### What is needed
List every line of the listing below that contains the string "Notificaciones", matching case exactly.

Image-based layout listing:
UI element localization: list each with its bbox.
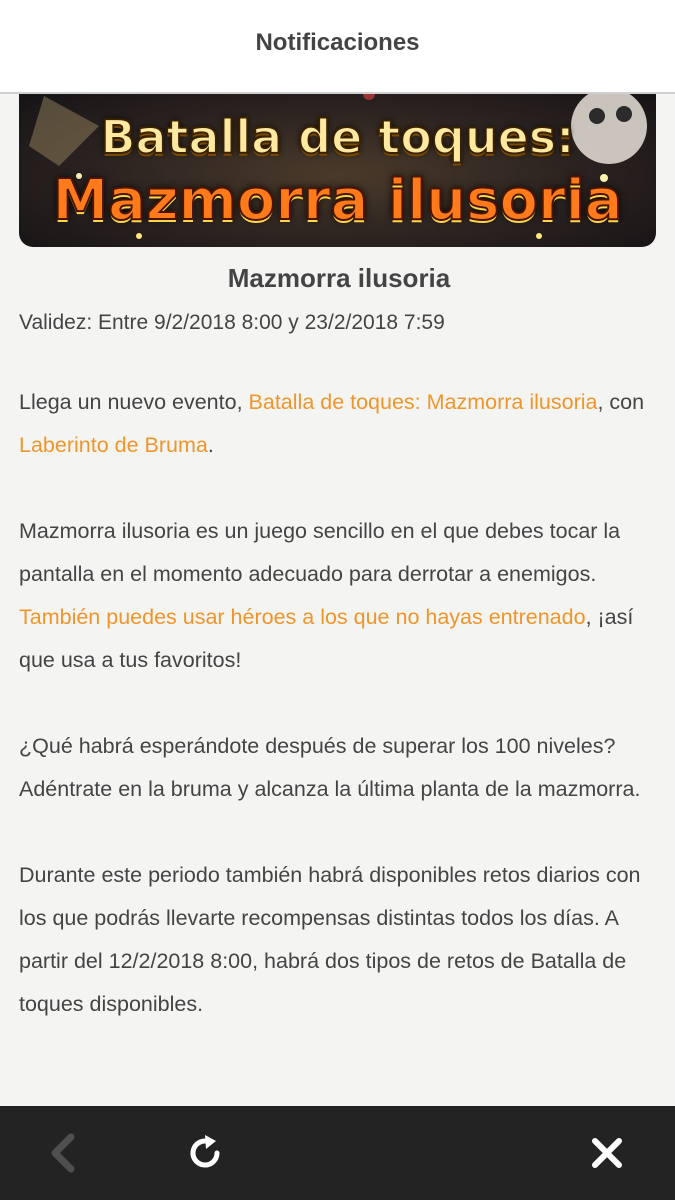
notification-content: Mazmorra ilusoria Validez: Entre 9/2/201…	[19, 250, 659, 1026]
heroes-link[interactable]: También puedes usar héroes a los que no …	[19, 605, 586, 629]
chevron-left-icon	[51, 1133, 75, 1173]
paragraph-daily-challenges: Durante este periodo también habrá dispo…	[19, 863, 641, 1016]
text-span: .	[207, 433, 214, 457]
banner-title-line1: Batalla de toques:	[99, 109, 575, 165]
labyrinth-link[interactable]: Laberinto de Bruma	[19, 433, 208, 457]
top-header: Notificaciones	[0, 0, 675, 94]
banner-title-line2: Mazmorra ilusoria	[51, 167, 623, 234]
refresh-button[interactable]	[160, 1106, 250, 1200]
page-title: Notificaciones	[255, 29, 420, 56]
event-banner-image: Batalla de toques: Mazmorra ilusoria	[19, 86, 656, 247]
paragraph-levels: ¿Qué habrá esperándote después de supera…	[19, 734, 641, 801]
paragraph-description: Mazmorra ilusoria es un juego sencillo e…	[19, 510, 659, 682]
refresh-icon	[190, 1135, 220, 1168]
text-span: , con	[597, 390, 645, 414]
bottom-toolbar	[0, 1106, 675, 1200]
text-span: Mazmorra ilusoria es un juego sencillo e…	[19, 519, 621, 586]
validity-text: Validez: Entre 9/2/2018 8:00 y 23/2/2018…	[19, 311, 445, 334]
back-button[interactable]	[18, 1106, 108, 1200]
close-icon	[592, 1138, 622, 1168]
text-span: Llega un nuevo evento,	[19, 390, 249, 414]
event-link[interactable]: Batalla de toques: Mazmorra ilusoria	[249, 390, 598, 414]
close-button[interactable]	[562, 1106, 652, 1200]
paragraph-intro: Llega un nuevo evento, Batalla de toques…	[19, 381, 659, 467]
article-title: Mazmorra ilusoria	[227, 263, 451, 293]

### Answer for this exercise
top-header: Notificaciones	[0, 0, 675, 94]
page-title: Notificaciones	[255, 29, 420, 56]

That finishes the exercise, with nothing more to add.